> **Task statement**: Render the data between the lines holding "I need the location" and "y-tick-label: 60 (60, 68, 77, 80)", inclusive, as a two-column CSV with the columns input and output, one row per entry. Put each entry's text under input and its answer under output, each as a single quoted field with line breaks turned into spaces, and leave the pictures out.

> **Data supplied**:
◇ ◇ ◇ ◇
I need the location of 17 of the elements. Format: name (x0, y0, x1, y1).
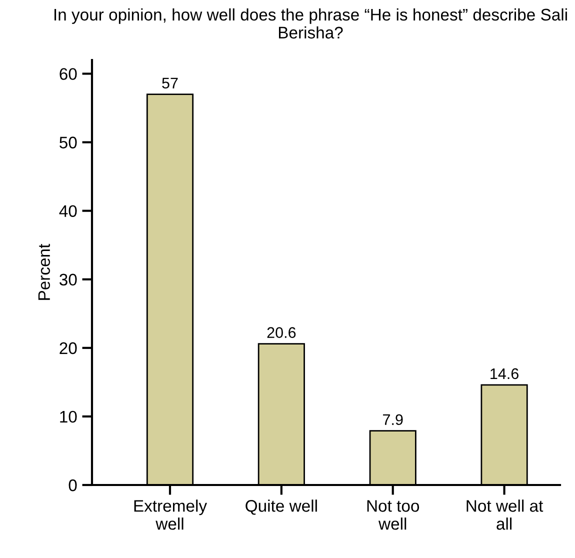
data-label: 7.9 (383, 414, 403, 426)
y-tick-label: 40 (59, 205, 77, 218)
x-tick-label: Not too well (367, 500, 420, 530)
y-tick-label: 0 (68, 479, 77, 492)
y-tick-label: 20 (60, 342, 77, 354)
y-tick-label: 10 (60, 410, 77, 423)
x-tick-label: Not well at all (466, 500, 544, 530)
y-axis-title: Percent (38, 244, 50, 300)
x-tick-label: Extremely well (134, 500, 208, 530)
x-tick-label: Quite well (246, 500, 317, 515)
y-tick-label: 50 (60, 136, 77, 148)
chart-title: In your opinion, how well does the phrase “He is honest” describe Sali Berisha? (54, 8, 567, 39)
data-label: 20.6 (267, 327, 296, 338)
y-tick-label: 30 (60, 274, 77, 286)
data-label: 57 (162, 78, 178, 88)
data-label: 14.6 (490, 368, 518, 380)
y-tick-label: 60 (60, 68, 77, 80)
◇ ◇ ◇ ◇
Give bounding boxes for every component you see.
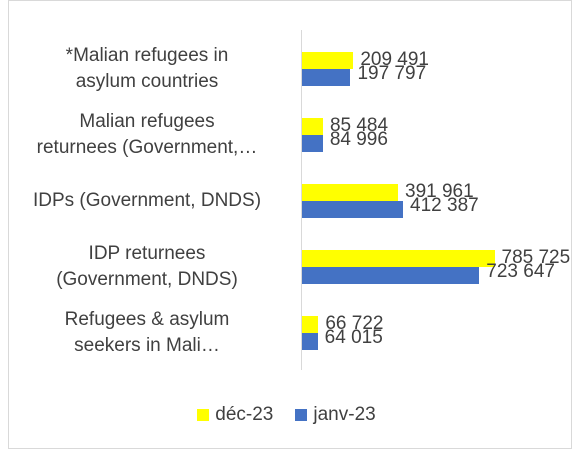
◇ ◇ ◇ ◇
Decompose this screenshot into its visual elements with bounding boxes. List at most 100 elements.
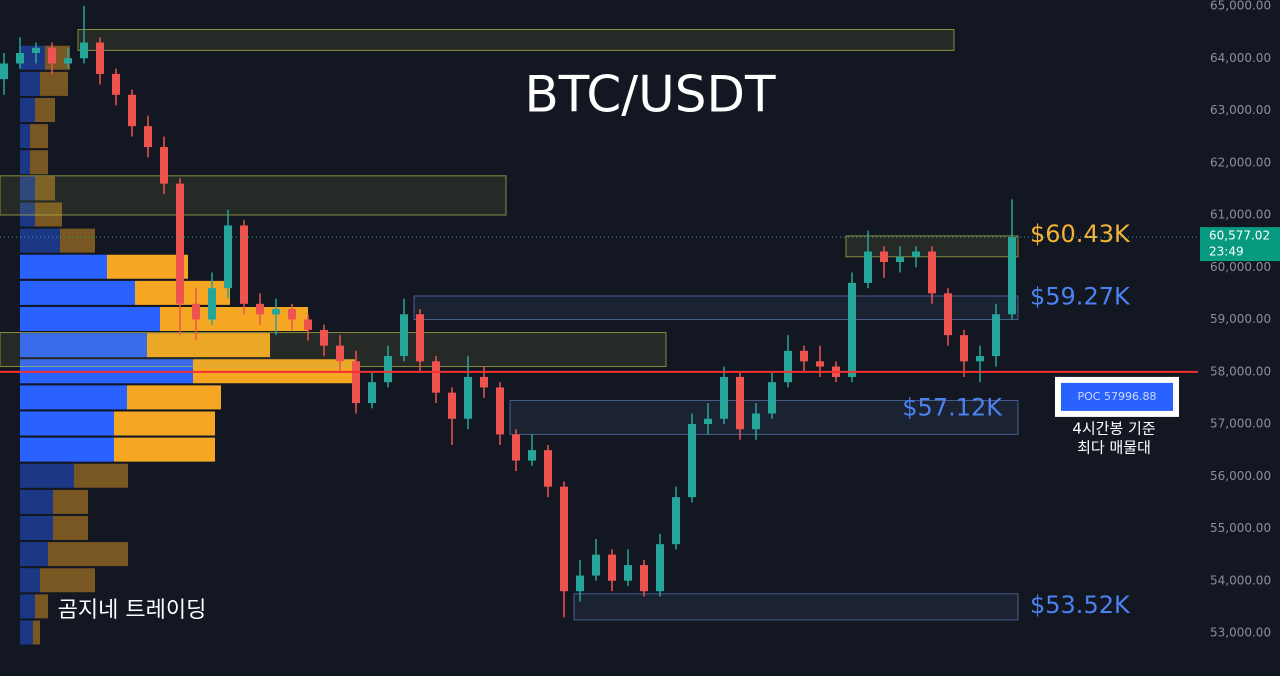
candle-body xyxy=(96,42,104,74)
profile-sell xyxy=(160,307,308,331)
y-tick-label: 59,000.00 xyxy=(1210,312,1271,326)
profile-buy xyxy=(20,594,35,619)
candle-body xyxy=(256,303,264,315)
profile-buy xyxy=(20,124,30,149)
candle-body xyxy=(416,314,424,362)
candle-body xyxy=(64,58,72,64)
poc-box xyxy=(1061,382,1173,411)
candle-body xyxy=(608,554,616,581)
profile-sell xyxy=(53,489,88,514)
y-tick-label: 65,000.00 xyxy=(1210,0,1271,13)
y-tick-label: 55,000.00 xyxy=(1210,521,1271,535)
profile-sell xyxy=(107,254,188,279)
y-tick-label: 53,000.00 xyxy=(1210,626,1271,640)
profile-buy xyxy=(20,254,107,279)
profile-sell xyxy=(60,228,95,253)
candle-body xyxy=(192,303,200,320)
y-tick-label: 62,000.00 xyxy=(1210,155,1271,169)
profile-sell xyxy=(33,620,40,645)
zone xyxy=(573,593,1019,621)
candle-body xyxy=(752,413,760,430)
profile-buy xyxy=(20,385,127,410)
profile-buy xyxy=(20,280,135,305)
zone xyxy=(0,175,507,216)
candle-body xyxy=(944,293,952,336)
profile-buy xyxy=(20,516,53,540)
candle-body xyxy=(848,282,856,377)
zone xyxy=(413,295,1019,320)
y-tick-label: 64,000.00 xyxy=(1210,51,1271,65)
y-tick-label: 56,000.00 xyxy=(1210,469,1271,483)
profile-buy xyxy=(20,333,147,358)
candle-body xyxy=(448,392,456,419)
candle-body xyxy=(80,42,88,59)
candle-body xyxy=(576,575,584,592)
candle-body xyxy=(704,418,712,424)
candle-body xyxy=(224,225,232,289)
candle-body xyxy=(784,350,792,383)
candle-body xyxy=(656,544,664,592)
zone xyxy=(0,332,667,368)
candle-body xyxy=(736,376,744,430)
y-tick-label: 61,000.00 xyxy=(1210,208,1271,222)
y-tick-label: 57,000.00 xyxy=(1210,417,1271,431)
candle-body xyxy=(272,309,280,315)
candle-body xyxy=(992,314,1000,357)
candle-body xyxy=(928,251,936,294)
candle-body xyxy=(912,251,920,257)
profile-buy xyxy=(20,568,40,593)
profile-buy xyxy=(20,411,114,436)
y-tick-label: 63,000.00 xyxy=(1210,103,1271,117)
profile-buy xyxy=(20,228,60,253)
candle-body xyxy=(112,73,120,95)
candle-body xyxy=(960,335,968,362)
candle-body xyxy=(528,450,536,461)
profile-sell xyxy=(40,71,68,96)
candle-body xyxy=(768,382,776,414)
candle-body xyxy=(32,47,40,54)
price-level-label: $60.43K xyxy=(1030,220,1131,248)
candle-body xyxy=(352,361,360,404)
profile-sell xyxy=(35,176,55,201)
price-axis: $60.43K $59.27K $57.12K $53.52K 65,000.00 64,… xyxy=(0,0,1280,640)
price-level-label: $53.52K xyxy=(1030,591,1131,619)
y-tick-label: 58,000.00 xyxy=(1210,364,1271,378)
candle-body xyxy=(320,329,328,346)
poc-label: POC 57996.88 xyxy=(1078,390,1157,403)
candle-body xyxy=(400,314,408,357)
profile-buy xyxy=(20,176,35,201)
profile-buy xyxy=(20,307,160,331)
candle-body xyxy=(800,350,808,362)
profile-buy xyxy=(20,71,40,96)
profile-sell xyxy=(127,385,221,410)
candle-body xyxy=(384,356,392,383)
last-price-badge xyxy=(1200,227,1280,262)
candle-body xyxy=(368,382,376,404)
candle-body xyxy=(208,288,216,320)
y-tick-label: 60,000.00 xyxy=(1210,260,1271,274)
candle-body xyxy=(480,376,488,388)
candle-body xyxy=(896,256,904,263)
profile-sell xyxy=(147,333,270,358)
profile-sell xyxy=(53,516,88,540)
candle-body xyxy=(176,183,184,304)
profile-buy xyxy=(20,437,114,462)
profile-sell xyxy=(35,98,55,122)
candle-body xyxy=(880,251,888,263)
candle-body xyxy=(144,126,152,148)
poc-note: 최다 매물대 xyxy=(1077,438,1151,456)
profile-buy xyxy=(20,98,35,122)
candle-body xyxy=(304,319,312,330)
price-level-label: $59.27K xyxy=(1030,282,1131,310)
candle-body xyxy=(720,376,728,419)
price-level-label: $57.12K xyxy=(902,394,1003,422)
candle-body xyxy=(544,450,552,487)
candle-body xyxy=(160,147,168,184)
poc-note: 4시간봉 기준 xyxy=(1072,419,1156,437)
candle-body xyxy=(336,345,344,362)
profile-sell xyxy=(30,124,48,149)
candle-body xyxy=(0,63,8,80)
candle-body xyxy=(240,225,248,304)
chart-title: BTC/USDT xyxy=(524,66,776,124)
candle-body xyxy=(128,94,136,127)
◇ ◇ ◇ ◇
> **The output**:
input,output
"I need the location of 17 of the elements. Format: name (x0, y0, x1, y1).","data-label: 7.9 (383, 414, 403, 426) y-tick-label: 40 (59, 205, 77, 218) x-tick-label: Not too well (367, 500, 420, 530) y-tick-label: 0 (68, 479, 77, 492) y-tick-label: 20 (60, 342, 77, 354) y-tick-label: 10 (60, 410, 77, 423) x-tick-label: Not well at all (466, 500, 544, 530) y-axis-title: Percent (38, 244, 50, 300) x-tick-label: Extremely well (134, 500, 208, 530) x-tick-label: Quite well (246, 500, 317, 515) y-tick-label: 50 (60, 136, 77, 148) chart-title: In your opinion, how well does the phrase “He is honest” describe Sali Berisha? (54, 8, 567, 39) data-label: 20.6 (267, 327, 296, 338) y-tick-label: 30 (60, 274, 77, 286) data-label: 57 (162, 78, 178, 88) data-label: 14.6 (490, 368, 518, 380) y-tick-label: 60 (60, 68, 77, 80)"